**WHAT TO WORK ON**
Extract exactly and only the lines from the one containing "Give me the" through the end of the entries below. Pictures should not appear in the copy.

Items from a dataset
┏━━
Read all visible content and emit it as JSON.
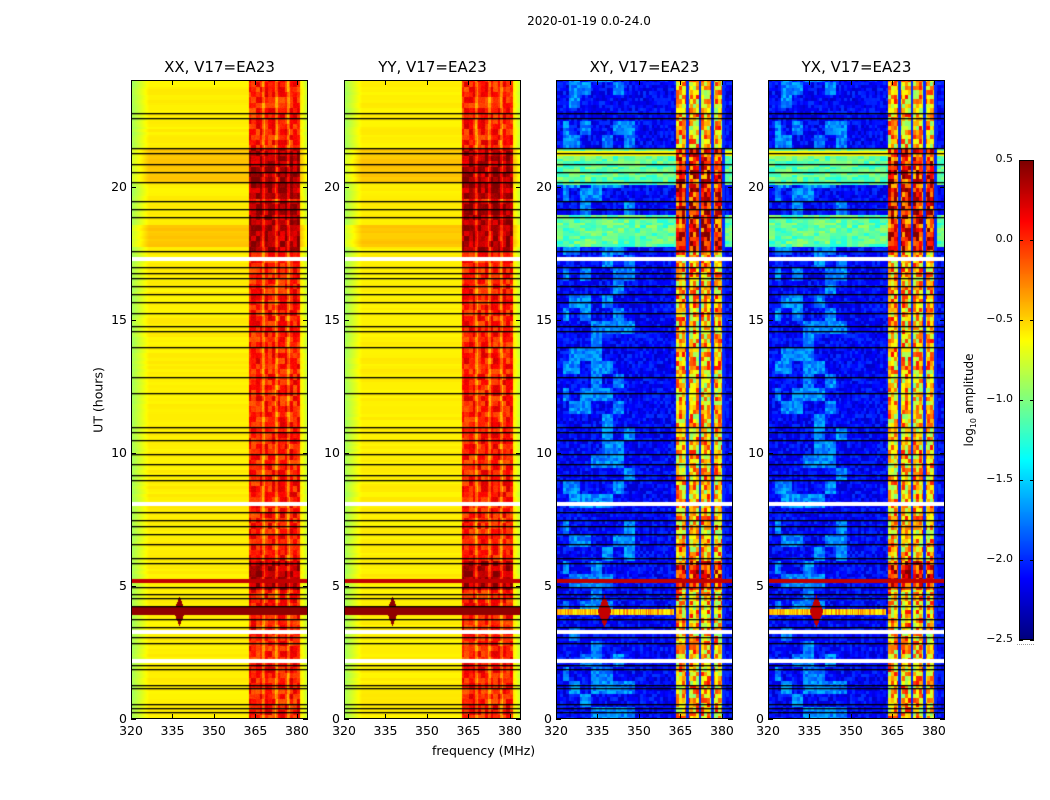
{
  "chart_data": {
    "type": "heatmap",
    "title": "2020-01-19 0.0-24.0",
    "xlabel": "frequency (MHz)",
    "ylabel": "UT (hours)",
    "xlim": [
      320,
      384
    ],
    "ylim": [
      0,
      24
    ],
    "xticks": [
      "320",
      "335",
      "350",
      "365",
      "380"
    ],
    "xtick_values": [
      320,
      335,
      350,
      365,
      380
    ],
    "yticks": [
      "0",
      "5",
      "10",
      "15",
      "20"
    ],
    "ytick_values": [
      0,
      5,
      10,
      15,
      20
    ],
    "panels": [
      {
        "title": "XX, V17=EA23",
        "kind": "parallel"
      },
      {
        "title": "YY, V17=EA23",
        "kind": "parallel"
      },
      {
        "title": "XY, V17=EA23",
        "kind": "cross"
      },
      {
        "title": "YX, V17=EA23",
        "kind": "cross"
      }
    ],
    "flagged_hours": [
      0.3,
      0.45,
      0.6,
      1.2,
      1.3,
      1.9,
      2.05,
      2.9,
      3.1,
      3.5,
      3.8,
      4.3,
      4.6,
      4.75,
      5.0,
      5.9,
      6.1,
      6.6,
      7.0,
      7.3,
      7.5,
      7.8,
      9.0,
      9.2,
      9.6,
      10.0,
      10.5,
      10.8,
      11.0,
      12.3,
      12.9,
      14.0,
      14.6,
      14.8,
      15.3,
      15.7,
      16.0,
      16.3,
      16.6,
      16.8,
      17.0,
      17.6,
      18.9,
      19.2,
      19.5,
      20.2,
      20.6,
      20.9,
      21.3,
      21.5,
      22.6,
      22.8
    ],
    "gap_hours": [
      2.2,
      3.3,
      8.1,
      17.3
    ],
    "colorbar": {
      "label": "log10 amplitude",
      "colormap": "jet",
      "range": [
        -2.5,
        0.5
      ],
      "ticks": [
        "0.5",
        "0.0",
        "−0.5",
        "−1.0",
        "−1.5",
        "−2.0",
        "−2.5"
      ],
      "tick_values": [
        0.5,
        0.0,
        -0.5,
        -1.0,
        -1.5,
        -2.0,
        -2.5
      ]
    }
  }
}
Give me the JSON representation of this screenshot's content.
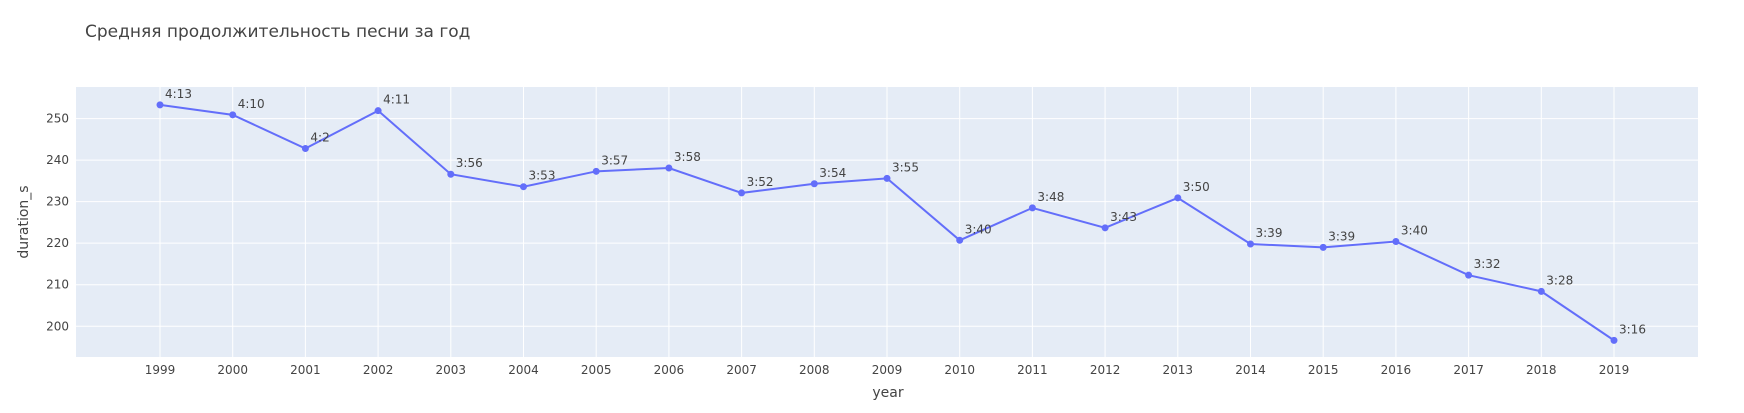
{
  "chart_data": {
    "type": "line",
    "title": "Средняя продолжительность песни за год",
    "xlabel": "year",
    "ylabel": "duration_s",
    "x": [
      "1999",
      "2000",
      "2001",
      "2002",
      "2003",
      "2004",
      "2005",
      "2006",
      "2007",
      "2008",
      "2009",
      "2010",
      "2011",
      "2012",
      "2013",
      "2014",
      "2015",
      "2016",
      "2017",
      "2018",
      "2019"
    ],
    "y": [
      253.3,
      250.9,
      242.8,
      251.9,
      236.6,
      233.6,
      237.3,
      238.1,
      232.1,
      234.3,
      235.6,
      220.7,
      228.5,
      223.7,
      230.9,
      219.8,
      219.0,
      220.4,
      212.3,
      208.4,
      196.6
    ],
    "labels": [
      "4:13",
      "4:10",
      "4:2",
      "4:11",
      "3:56",
      "3:53",
      "3:57",
      "3:58",
      "3:52",
      "3:54",
      "3:55",
      "3:40",
      "3:48",
      "3:43",
      "3:50",
      "3:39",
      "3:39",
      "3:40",
      "3:32",
      "3:28",
      "3:16"
    ],
    "ylim": [
      192.6,
      257.6
    ],
    "yticks": [
      200,
      210,
      220,
      230,
      240,
      250
    ],
    "grid": true,
    "colors": {
      "line": "#636efa",
      "plot_bg": "#e5ecf6",
      "grid": "#ffffff",
      "text": "#444444"
    }
  }
}
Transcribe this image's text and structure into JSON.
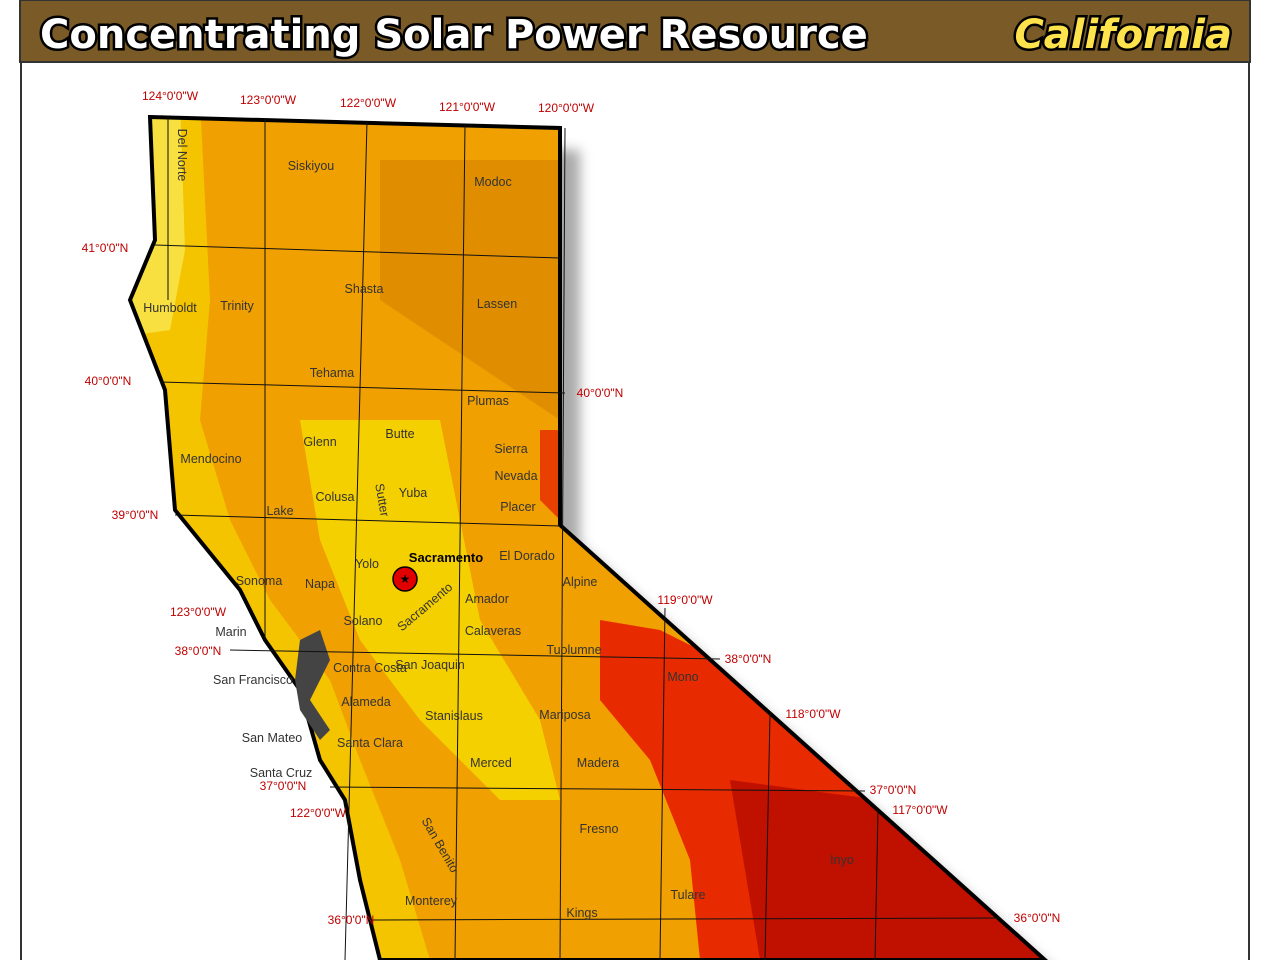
┗━━
**RESULT FOR THIS TASK**
Give me the JSON representation of this screenshot's content.
{
  "chart_data": {
    "type": "line",
    "title": "Средняя продолжительность песни за год",
    "xlabel": "year",
    "ylabel": "duration_s",
    "x": [
      "1999",
      "2000",
      "2001",
      "2002",
      "2003",
      "2004",
      "2005",
      "2006",
      "2007",
      "2008",
      "2009",
      "2010",
      "2011",
      "2012",
      "2013",
      "2014",
      "2015",
      "2016",
      "2017",
      "2018",
      "2019"
    ],
    "y": [
      253.3,
      250.9,
      242.8,
      251.9,
      236.6,
      233.6,
      237.3,
      238.1,
      232.1,
      234.3,
      235.6,
      220.7,
      228.5,
      223.7,
      230.9,
      219.8,
      219.0,
      220.4,
      212.3,
      208.4,
      196.6
    ],
    "labels": [
      "4:13",
      "4:10",
      "4:2",
      "4:11",
      "3:56",
      "3:53",
      "3:57",
      "3:58",
      "3:52",
      "3:54",
      "3:55",
      "3:40",
      "3:48",
      "3:43",
      "3:50",
      "3:39",
      "3:39",
      "3:40",
      "3:32",
      "3:28",
      "3:16"
    ],
    "ylim": [
      192.6,
      257.6
    ],
    "yticks": [
      200,
      210,
      220,
      230,
      240,
      250
    ],
    "grid": true,
    "colors": {
      "line": "#636efa",
      "plot_bg": "#e5ecf6",
      "grid": "#ffffff",
      "text": "#444444"
    }
  }
}
Transcribe this image's text and structure into JSON.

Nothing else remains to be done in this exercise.